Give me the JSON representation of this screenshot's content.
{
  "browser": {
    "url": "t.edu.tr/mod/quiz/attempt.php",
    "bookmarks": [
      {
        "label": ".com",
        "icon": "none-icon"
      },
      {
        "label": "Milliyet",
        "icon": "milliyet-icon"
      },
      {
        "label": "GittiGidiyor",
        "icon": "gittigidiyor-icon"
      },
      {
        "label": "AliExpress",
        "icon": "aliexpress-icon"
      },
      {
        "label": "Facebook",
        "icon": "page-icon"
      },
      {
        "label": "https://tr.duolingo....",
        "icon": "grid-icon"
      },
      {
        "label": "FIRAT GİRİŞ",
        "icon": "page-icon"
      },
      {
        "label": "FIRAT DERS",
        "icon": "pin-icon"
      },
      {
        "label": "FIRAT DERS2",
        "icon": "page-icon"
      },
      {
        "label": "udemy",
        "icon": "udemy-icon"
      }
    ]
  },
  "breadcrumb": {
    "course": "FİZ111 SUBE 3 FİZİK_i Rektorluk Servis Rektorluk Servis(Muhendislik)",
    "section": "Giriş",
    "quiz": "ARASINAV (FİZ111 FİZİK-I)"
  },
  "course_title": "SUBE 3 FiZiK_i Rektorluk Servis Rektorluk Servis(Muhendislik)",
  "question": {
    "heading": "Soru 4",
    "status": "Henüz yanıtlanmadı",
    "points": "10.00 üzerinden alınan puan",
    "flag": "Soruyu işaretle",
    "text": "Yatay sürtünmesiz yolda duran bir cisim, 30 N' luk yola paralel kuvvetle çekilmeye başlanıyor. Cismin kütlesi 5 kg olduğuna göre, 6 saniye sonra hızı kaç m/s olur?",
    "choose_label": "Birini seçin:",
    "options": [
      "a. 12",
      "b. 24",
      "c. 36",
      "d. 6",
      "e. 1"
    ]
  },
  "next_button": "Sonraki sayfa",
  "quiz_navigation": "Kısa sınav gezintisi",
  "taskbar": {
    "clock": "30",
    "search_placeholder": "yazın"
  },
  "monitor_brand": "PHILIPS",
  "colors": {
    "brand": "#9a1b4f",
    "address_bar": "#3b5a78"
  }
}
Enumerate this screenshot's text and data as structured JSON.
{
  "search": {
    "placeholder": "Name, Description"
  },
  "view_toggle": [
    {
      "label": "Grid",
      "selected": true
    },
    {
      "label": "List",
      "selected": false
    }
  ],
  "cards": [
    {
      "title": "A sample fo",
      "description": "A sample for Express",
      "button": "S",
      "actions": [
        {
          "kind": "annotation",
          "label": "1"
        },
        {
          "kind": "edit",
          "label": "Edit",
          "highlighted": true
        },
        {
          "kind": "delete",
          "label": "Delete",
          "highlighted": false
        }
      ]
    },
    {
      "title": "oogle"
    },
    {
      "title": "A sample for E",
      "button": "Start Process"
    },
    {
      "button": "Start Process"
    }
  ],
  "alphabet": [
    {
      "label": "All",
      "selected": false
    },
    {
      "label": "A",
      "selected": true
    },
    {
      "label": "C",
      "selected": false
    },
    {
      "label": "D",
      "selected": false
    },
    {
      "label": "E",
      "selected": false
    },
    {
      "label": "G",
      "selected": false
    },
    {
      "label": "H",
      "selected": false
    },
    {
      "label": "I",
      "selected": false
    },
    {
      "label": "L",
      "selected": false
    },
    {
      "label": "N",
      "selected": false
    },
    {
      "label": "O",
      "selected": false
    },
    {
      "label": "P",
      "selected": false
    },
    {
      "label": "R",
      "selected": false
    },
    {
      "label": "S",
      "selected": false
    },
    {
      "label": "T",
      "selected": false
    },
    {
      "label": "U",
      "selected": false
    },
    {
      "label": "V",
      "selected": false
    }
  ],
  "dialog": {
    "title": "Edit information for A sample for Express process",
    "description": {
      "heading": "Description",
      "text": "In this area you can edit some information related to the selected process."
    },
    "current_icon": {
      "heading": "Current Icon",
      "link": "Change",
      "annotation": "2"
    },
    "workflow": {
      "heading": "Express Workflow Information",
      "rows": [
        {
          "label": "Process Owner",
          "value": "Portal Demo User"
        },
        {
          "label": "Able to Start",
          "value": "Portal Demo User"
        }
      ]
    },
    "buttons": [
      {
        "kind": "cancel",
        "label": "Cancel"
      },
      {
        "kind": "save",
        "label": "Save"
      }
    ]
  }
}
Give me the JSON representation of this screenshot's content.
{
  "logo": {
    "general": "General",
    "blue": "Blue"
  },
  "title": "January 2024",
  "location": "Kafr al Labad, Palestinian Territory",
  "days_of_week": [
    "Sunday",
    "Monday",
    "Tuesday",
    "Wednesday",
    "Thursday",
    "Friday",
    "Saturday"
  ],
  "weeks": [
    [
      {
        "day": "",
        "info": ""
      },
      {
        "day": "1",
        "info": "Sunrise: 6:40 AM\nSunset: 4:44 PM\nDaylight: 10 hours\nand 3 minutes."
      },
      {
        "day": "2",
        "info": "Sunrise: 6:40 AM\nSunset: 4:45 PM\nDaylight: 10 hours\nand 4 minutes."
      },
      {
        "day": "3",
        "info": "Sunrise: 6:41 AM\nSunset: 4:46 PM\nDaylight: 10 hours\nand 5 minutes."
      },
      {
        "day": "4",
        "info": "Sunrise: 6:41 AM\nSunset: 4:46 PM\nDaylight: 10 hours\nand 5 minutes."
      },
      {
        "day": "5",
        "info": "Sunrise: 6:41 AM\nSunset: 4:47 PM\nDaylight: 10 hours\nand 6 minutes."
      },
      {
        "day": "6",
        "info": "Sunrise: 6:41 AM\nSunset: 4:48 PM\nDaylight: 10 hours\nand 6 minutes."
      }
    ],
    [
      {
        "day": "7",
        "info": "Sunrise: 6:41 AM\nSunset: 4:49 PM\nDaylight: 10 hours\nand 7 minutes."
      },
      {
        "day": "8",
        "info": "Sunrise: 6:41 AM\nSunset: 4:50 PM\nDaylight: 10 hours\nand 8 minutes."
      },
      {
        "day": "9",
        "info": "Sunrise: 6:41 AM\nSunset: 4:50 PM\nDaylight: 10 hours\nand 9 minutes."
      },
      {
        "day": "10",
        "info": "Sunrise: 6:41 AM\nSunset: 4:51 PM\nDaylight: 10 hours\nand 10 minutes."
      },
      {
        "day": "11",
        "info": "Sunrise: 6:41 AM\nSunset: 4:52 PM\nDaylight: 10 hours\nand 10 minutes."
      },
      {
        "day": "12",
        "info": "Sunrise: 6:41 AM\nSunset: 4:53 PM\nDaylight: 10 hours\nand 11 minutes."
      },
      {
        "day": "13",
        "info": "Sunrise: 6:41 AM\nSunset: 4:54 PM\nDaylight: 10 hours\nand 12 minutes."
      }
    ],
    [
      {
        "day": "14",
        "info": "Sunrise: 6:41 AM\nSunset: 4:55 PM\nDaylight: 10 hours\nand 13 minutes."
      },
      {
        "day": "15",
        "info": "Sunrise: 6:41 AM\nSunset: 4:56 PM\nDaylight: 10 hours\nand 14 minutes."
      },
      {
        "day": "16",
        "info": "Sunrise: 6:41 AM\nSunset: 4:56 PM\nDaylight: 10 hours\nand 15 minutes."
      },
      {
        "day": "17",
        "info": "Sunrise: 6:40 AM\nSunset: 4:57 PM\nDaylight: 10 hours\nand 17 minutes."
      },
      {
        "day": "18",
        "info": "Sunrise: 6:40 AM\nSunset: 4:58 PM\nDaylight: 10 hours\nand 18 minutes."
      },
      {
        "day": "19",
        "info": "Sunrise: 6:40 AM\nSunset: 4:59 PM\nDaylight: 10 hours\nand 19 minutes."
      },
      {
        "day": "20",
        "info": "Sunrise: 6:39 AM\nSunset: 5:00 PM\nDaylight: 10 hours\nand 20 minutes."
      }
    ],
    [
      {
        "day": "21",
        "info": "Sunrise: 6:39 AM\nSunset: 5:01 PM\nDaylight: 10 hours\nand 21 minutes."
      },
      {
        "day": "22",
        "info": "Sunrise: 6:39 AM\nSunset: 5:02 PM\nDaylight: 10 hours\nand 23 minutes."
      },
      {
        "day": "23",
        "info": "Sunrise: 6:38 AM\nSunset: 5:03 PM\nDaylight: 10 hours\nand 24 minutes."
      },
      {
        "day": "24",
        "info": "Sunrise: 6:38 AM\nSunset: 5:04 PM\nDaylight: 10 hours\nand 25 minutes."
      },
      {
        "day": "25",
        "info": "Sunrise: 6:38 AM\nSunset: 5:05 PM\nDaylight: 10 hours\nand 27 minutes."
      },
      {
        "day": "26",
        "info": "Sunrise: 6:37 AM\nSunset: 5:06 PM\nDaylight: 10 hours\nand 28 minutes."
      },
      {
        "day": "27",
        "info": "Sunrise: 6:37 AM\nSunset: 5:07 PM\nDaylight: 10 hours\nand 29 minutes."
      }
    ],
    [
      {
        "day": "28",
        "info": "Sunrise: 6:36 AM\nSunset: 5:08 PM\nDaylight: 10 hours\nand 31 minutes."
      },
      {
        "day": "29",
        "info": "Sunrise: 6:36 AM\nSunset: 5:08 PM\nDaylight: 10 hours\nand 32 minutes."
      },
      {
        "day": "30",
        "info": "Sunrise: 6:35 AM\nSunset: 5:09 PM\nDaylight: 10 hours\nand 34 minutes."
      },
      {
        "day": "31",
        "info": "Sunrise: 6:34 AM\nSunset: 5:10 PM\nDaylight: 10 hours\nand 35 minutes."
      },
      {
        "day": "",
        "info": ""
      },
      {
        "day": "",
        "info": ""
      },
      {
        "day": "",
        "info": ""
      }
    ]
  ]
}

» **YOUR GOAL**:
Copy each line from the data above that includes "Muhendislik".

» **WRITTEN REPLY**:
    "course": "FİZ111 SUBE 3 FİZİK_i Rektorluk Servis Rektorluk Servis(Muhendislik)",
  "course_title": "SUBE 3 FiZiK_i Rektorluk Servis Rektorluk Servis(Muhendislik)",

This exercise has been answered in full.